To do: Set down every record once more, exactly as given.

Collection entries:
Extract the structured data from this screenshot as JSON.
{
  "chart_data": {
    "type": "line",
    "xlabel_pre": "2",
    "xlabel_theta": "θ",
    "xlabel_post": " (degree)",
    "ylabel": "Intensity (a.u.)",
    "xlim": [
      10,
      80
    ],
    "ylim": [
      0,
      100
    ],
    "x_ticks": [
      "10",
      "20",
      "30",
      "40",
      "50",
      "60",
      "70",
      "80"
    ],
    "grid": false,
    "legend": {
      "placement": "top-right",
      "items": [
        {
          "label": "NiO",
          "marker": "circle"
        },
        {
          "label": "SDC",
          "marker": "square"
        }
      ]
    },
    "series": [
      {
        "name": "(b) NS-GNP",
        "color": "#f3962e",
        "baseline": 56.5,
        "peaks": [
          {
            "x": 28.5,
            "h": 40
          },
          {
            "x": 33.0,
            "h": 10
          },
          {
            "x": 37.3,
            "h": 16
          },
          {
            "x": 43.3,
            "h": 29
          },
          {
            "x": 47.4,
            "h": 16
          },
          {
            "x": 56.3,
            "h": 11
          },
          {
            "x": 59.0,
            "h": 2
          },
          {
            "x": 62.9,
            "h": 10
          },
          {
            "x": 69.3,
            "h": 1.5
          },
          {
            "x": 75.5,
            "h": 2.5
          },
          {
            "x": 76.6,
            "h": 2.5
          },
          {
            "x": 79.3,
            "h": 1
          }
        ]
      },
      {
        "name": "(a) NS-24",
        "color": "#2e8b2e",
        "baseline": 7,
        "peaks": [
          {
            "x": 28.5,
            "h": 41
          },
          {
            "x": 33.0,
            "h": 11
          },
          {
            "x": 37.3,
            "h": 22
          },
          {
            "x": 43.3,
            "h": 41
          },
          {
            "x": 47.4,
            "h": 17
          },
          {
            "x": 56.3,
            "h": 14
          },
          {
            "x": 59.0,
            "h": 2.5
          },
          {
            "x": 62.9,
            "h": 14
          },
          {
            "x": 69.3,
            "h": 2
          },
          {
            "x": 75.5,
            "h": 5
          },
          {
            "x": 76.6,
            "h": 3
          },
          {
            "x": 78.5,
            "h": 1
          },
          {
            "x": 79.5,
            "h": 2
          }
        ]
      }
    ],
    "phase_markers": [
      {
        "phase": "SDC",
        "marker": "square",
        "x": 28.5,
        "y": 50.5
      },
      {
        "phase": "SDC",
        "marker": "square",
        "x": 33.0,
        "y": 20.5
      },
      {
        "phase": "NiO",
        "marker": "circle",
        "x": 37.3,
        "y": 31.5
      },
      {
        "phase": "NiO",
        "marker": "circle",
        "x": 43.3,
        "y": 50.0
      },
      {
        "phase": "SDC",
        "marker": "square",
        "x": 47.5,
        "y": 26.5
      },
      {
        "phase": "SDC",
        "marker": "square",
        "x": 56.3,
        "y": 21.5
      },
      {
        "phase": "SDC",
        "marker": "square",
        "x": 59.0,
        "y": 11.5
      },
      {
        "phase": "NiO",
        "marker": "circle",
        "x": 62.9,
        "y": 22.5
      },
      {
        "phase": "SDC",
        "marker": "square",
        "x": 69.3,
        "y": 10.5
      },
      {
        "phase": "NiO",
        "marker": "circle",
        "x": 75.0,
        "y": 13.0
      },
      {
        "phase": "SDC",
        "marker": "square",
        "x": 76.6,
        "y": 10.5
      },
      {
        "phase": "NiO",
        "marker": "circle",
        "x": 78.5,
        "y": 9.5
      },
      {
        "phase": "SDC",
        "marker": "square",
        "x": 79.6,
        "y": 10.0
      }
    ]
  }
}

Complete answer:
Extract the structured data from this screenshot as JSON.
{
  "chart_data": {
    "type": "line",
    "xlabel_pre": "2",
    "xlabel_theta": "θ",
    "xlabel_post": " (degree)",
    "ylabel": "Intensity (a.u.)",
    "xlim": [
      10,
      80
    ],
    "ylim": [
      0,
      100
    ],
    "x_ticks": [
      "10",
      "20",
      "30",
      "40",
      "50",
      "60",
      "70",
      "80"
    ],
    "grid": false,
    "legend": {
      "placement": "top-right",
      "items": [
        {
          "label": "NiO",
          "marker": "circle"
        },
        {
          "label": "SDC",
          "marker": "square"
        }
      ]
    },
    "series": [
      {
        "name": "(b) NS-GNP",
        "color": "#f3962e",
        "baseline": 56.5,
        "peaks": [
          {
            "x": 28.5,
            "h": 40
          },
          {
            "x": 33.0,
            "h": 10
          },
          {
            "x": 37.3,
            "h": 16
          },
          {
            "x": 43.3,
            "h": 29
          },
          {
            "x": 47.4,
            "h": 16
          },
          {
            "x": 56.3,
            "h": 11
          },
          {
            "x": 59.0,
            "h": 2
          },
          {
            "x": 62.9,
            "h": 10
          },
          {
            "x": 69.3,
            "h": 1.5
          },
          {
            "x": 75.5,
            "h": 2.5
          },
          {
            "x": 76.6,
            "h": 2.5
          },
          {
            "x": 79.3,
            "h": 1
          }
        ]
      },
      {
        "name": "(a) NS-24",
        "color": "#2e8b2e",
        "baseline": 7,
        "peaks": [
          {
            "x": 28.5,
            "h": 41
          },
          {
            "x": 33.0,
            "h": 11
          },
          {
            "x": 37.3,
            "h": 22
          },
          {
            "x": 43.3,
            "h": 41
          },
          {
            "x": 47.4,
            "h": 17
          },
          {
            "x": 56.3,
            "h": 14
          },
          {
            "x": 59.0,
            "h": 2.5
          },
          {
            "x": 62.9,
            "h": 14
          },
          {
            "x": 69.3,
            "h": 2
          },
          {
            "x": 75.5,
            "h": 5
          },
          {
            "x": 76.6,
            "h": 3
          },
          {
            "x": 78.5,
            "h": 1
          },
          {
            "x": 79.5,
            "h": 2
          }
        ]
      }
    ],
    "phase_markers": [
      {
        "phase": "SDC",
        "marker": "square",
        "x": 28.5,
        "y": 50.5
      },
      {
        "phase": "SDC",
        "marker": "square",
        "x": 33.0,
        "y": 20.5
      },
      {
        "phase": "NiO",
        "marker": "circle",
        "x": 37.3,
        "y": 31.5
      },
      {
        "phase": "NiO",
        "marker": "circle",
        "x": 43.3,
        "y": 50.0
      },
      {
        "phase": "SDC",
        "marker": "square",
        "x": 47.5,
        "y": 26.5
      },
      {
        "phase": "SDC",
        "marker": "square",
        "x": 56.3,
        "y": 21.5
      },
      {
        "phase": "SDC",
        "marker": "square",
        "x": 59.0,
        "y": 11.5
      },
      {
        "phase": "NiO",
        "marker": "circle",
        "x": 62.9,
        "y": 22.5
      },
      {
        "phase": "SDC",
        "marker": "square",
        "x": 69.3,
        "y": 10.5
      },
      {
        "phase": "NiO",
        "marker": "circle",
        "x": 75.0,
        "y": 13.0
      },
      {
        "phase": "SDC",
        "marker": "square",
        "x": 76.6,
        "y": 10.5
      },
      {
        "phase": "NiO",
        "marker": "circle",
        "x": 78.5,
        "y": 9.5
      },
      {
        "phase": "SDC",
        "marker": "square",
        "x": 79.6,
        "y": 10.0
      }
    ]
  }
}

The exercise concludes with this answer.